__Trecho do texto__.
Qana já foi cenário de um sangrento bombardeio israelense durante a operação "Vinhas da Ira" no dia 18 de abril de 1996, na qual morreram 105 civis que haviam se refugiado num posto da ONU e outros 300 ficaram feridos. enviado por Maria Luiza Tonelli

30/07/2006 - 11h10
Massacre em Qana

Javier Otazu Beirute, 30 jul (EFE).- O massacre de Qana, onde teme-se que 55 pessoas tenham morrido, causou o cancelamento da visita da secretária de Estado americana, Condoleezza Rice, ao Líbano e levou às ruas de Beirute milhares de manifestantes que destruíram a sede da ONU na capital libanesa.Segundo a Cruz Vermelha libanesa, que recolheu o testemunho de um xeque (autoridade religiosa) de Qana, no sul do Líbano, havia 63 pessoas no edifício bombardeado pela aviação israelense, das quais apenas oito foram resgatadas com vida no começo da manhã.

(Dados de origem)

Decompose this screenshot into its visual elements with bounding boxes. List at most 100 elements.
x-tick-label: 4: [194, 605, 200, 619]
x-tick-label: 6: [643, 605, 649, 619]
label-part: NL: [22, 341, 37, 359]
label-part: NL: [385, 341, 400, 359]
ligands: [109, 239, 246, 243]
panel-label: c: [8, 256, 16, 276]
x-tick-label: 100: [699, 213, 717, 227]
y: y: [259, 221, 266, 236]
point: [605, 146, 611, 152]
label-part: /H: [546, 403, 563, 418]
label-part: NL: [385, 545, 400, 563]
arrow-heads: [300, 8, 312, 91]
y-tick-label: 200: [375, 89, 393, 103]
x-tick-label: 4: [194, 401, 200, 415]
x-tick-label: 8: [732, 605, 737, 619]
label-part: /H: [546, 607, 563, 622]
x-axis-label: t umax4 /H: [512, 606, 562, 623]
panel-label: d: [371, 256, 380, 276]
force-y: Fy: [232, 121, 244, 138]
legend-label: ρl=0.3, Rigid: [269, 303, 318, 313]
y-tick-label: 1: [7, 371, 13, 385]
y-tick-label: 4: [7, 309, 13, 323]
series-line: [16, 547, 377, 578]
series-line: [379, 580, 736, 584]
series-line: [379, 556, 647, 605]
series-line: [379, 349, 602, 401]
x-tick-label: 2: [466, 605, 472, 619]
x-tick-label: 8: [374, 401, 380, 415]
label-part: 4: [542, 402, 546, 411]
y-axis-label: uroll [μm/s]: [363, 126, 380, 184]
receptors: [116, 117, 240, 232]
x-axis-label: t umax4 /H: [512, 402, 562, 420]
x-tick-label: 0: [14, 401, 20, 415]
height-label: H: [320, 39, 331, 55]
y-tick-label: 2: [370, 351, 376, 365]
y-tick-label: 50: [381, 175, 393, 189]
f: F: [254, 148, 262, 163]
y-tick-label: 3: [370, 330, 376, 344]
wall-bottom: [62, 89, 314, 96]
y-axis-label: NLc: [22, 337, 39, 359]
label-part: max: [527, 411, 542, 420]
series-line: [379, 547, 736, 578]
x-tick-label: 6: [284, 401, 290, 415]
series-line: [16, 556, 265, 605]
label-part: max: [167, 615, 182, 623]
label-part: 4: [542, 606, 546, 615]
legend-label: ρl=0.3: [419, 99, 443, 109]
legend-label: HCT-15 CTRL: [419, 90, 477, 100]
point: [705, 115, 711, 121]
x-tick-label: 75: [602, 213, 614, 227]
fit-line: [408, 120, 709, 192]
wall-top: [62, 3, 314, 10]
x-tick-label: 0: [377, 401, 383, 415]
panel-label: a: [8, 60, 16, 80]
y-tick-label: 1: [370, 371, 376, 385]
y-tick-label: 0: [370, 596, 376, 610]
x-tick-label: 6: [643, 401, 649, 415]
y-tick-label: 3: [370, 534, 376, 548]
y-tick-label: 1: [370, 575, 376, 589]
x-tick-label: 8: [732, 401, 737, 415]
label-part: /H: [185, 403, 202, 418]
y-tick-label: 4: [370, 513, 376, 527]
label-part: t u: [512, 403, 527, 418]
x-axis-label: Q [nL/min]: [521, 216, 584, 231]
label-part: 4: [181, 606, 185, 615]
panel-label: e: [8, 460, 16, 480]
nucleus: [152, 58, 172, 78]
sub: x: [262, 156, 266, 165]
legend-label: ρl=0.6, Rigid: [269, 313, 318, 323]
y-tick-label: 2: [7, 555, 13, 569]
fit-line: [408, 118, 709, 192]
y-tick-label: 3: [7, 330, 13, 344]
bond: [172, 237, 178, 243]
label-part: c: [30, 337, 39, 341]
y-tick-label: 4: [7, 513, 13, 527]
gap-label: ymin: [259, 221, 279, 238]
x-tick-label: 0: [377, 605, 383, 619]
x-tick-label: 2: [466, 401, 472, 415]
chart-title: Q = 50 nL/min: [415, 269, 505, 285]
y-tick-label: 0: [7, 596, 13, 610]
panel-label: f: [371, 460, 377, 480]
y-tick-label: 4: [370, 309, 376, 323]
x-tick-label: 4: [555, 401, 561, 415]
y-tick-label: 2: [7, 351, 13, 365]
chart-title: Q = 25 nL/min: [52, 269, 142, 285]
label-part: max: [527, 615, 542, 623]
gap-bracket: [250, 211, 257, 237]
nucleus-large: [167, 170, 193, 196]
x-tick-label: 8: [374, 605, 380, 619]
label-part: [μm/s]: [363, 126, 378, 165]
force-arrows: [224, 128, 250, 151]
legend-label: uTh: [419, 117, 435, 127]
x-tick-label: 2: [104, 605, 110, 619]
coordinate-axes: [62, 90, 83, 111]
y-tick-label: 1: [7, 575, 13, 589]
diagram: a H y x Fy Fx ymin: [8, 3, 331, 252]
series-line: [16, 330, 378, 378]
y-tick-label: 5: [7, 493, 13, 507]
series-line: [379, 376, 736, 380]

__Atividades__.
[a] Reescreva o trecho do texto sobre o massacre de Qana, começando em "Javier Otazu Beirute, 30" e terminando em "começo da manhã.", trocando "milhares de manifestantes" por "centenas de manifestantes".
[b] De acordo com o texto sobre o massacre de Qana, quantas pessoas foram resgatadas com vida do edifício bombardeado?
[c] Indique se cada afirmação concorda com o texto sobre o massacre de Qana e cite as palavras decisivas: (i) O bombardeio da operação "Vinhas da Ira" ocorreu em 18 de abril de 1996. (ii) Condoleezza Rice manteve sua visita ao Líbano. (iii) Os manifestantes destruíram a sede da ONU em Beirute.
A listagem não tem relação com o texto sobre o massacre de Qana.

__Respostas__.
[a]
Javier Otazu Beirute, 30 jul (EFE).- O massacre de Qana, onde teme-se que 55 pessoas tenham morrido, causou o cancelamento da visita da secretária de Estado americana, Condoleezza Rice, ao Líbano e levou às ruas de Beirute centenas de manifestantes que destruíram a sede da ONU na capital libanesa.Segundo a Cruz Vermelha libanesa, que recolheu o testemunho de um xeque (autoridade religiosa) de Qana, no sul do Líbano, havia 63 pessoas no edifício bombardeado pela aviação israelense, das quais apenas oito foram resgatadas com vida no começo da manhã.

[b] Apenas oito pessoas, resgatadas com vida no começo da manhã.

[c]
(i) Sim: "no dia 18 de abril de 1996".
(ii) Não: "causou o cancelamento da visita da secretária de Estado americana, Condoleezza Rice, ao Líbano".
(iii) Sim: "milhares de manifestantes que destruíram a sede da ONU na capital libanesa".